Document excerpt
>>
Help! My snowman's melting!

Looks like the bot is deleting the index. What's going on? Girolamo Savonarola 02:55, 11 September 2007 (UTC)

A few changes in the API of Query API is confusing the bot. I fixed one of the consequences (">" being replaced by "&gt" recently, but there may be more, like plain & being replaced by &amp;).
I am in the middle of a busy relocation to my new job. I will have no time tomorrow and very little time the day after, and no internet access for a few days at least at the new home. I can't say now when I will look into this problem. If any Perl people are willing to try to fix things, the complete bot source and dependencies (and instructions) are available at a link at User:WP 1.0 bot. The problem is in any code calling the above API (do a grep searching for the lines "query.php" in the bot source code directory and in wikipedia_perl_bot/bin. Sorry can't write more, wife says "lift butt up and pack, it's 10 PM". :) Oleg Alexandrov (talk) 05:06, 11 September 2007 (UTC)
Or like the brain would process it:
INT WIKI
MOV UP, BUTT
HLT
INT STAND
CALL PACK
CALL SLEEP
NOP
;) Have fun at the new job! And thanks for everything you've done so far for us. :) Titoxd(?!? - cool stuff) 19:16, 12 September 2007 (UTC)
Heh Titoxd, my wife found this amusing. :)
I fixed the bot, hopefully, and now it is running again for all the projects. Since recently the bot has been modified to run the projects in the order of oldest first, the bot now starting running from "F", where it stopped last time several days ago when its run got interrupted because of the API change. Oleg Alexandrov (talk) 00:31, 15 September 2007 (UTC)

Any way to detect redirects?

It would be nice if the bot could add "(redirect)" to the tables it generates when it encounters an article which is a redirect, to help users remove the wikiproject templates from redirect talk pages. --jacobolus (t) 20:49, 20 September 2007 (UTC)

The bot can't do that, for the reason that it never visits articles, all it does is collecting talk pages from categories. It could be implemented, but would require visiting a million articles each run, which is infeasible. Perhaps anybody else would have any ideas. Oleg Alexandrov (talk) 02:22, 21 September 2007 (UTC)
May be this is better done as a one off job, it does not need to be done every day. Basically you would need to get a list of redirects and a list of assessed articles and find the matches. Theres various ways both lists could be obtained, but they are not trivial. --Salix alba (talk) 07:26, 21 September 2007 (UTC)
I can generate a list of all assessed articles (it will be huge). A list of redirects can be obtained by querying a database dump, I guess. But indeed, this is not something that can be automated and run on a regular basis. Perhaps a big cleanup once a year could be done, if anybody's willing to come up with a list of redirects. But I am not sure overall if the presence of a few redirects is such a big problem. Oleg Alexandrov (talk) 14:48, 21 September 2007 (UTC)
I missed this conversation earlier. It is possible to efficiently tell which pages are redirects using the API (see [4]). Up to 5000 pages can be queried per HTTP request. Given a list of all the assessed articles, this API feature would be straightforward to make a list of assessed redirects. — Carl (CBM · talk) 14:35, 12 October 2007 (UTC)
<<
Records
>>
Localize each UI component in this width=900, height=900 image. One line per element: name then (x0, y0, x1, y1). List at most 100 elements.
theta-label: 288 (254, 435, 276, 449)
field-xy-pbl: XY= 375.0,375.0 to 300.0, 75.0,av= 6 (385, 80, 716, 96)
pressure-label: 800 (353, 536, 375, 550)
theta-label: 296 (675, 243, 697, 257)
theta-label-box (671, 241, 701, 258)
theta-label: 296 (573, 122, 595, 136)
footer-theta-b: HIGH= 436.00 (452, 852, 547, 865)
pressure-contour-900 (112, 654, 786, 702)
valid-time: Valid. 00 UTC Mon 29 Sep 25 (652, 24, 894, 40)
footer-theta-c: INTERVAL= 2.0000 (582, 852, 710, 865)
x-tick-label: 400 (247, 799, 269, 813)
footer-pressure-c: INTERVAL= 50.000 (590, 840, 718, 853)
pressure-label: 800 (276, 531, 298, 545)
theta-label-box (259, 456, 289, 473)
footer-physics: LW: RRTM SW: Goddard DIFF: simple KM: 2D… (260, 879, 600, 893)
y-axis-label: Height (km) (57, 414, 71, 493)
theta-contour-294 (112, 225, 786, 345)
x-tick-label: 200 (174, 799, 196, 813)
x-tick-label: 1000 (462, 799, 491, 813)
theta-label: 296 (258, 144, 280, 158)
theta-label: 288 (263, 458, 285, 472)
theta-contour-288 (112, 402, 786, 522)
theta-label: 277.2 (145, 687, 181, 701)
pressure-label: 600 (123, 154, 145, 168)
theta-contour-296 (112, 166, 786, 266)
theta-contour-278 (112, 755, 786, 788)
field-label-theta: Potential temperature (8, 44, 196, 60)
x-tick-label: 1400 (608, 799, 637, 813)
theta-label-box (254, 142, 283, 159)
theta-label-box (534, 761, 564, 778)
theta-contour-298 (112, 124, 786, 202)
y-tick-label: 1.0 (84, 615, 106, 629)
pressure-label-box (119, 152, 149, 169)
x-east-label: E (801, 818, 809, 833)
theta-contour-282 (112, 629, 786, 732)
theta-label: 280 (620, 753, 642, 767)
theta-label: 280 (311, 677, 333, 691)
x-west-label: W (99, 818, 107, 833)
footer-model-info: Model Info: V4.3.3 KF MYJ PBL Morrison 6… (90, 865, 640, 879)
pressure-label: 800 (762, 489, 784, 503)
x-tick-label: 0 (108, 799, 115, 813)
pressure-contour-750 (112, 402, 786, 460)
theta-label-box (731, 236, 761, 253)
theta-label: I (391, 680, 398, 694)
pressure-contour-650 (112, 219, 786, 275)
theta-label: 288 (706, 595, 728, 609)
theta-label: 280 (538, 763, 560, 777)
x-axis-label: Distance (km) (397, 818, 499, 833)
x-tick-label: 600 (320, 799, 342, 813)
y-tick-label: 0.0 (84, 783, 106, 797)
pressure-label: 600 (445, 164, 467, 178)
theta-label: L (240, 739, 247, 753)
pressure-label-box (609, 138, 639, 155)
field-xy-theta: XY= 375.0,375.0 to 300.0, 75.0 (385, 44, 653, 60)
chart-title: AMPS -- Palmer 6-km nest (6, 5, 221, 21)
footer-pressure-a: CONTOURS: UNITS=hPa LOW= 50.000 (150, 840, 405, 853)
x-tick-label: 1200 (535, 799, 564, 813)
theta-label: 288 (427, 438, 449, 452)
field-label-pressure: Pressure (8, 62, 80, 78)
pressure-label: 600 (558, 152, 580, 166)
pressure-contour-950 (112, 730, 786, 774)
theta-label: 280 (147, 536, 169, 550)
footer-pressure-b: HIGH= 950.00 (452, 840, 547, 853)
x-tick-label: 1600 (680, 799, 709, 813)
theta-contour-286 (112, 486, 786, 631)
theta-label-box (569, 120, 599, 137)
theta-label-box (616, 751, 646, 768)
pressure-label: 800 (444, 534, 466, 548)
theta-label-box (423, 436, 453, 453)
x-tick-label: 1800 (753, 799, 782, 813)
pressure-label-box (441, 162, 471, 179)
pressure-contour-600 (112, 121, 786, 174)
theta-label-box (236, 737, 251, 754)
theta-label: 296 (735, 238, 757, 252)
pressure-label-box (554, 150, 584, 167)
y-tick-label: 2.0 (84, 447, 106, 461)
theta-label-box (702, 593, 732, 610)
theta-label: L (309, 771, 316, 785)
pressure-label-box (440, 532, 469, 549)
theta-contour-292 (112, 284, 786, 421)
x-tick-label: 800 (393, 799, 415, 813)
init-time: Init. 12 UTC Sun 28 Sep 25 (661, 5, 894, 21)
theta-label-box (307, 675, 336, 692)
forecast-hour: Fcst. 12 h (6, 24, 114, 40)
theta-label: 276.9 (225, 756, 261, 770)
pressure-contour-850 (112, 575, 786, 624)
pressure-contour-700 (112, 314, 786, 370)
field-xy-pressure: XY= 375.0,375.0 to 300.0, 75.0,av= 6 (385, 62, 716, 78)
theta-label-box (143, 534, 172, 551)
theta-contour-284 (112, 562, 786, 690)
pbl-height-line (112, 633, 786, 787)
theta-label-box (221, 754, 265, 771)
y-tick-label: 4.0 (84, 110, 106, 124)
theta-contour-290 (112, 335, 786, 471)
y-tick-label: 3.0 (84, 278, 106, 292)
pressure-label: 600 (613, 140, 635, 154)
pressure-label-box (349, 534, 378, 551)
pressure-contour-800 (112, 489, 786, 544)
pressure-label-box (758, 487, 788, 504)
<<
Tasks and exercises
- 1) Check each statement against the bot talk thread and answer yes or no, quoting the words that decide it.
(a) To spot redirects, the bot visits every article.
(b) The API lets up to 5000 pages be queried in one HTTP request.
(c) Once fixed, the bot resumed its run at "F".
- 2) Answer these from the bot talk thread:
(a) Which character had been getting replaced by "&gt"?
(b) Where can the complete bot source and dependencies be found?
(c) How often was a big cleanup of redirects proposed?
- 3) Proceed with the bot talk thread, picking up after its final comment.

Answers to the tasks
- 1)
(a) No: "it never visits articles, all it does is collecting talk pages from categories."
(b) Yes: "Up to 5000 pages can be queried per HTTP request."
(c) Yes: "the bot now starting running from "F", where it stopped last time several days ago"

- 2)
(a) ">"
(b) At a link at User:WP 1.0 bot.
(c) Once a year.

- 3)
Proposal to remove the main biography project from the bot run

See Wikipedia talk:Version 1.0 Editorial Team#Proposal to remove the main biography project from the bot run. Oleg Alexandrov (talk) 16:04, 27 September 2007 (UTC)

Importance: "None"

I think the word "None" in Template:No-Class should be changed to "Unknown". Right now, the label implies that articles in that column of the statistics table have NO importance; in fact, their importance is simply not known.

I realize that if a bot (somehow) uses this label in its data gathering, then the bot code would need to be modified; if so, that seems worth doing, since "Unknown" gives the unwary reader a much better sense of the situation. -- John Broughton (♫♫) 14:18, 12 October 2007 (UTC)

Unknown would assume that it hasn't been assessed. Some pages (generally those which aren't articles) are no importance. Girolamo Savonarola 14:47, 12 October 2007 (UTC)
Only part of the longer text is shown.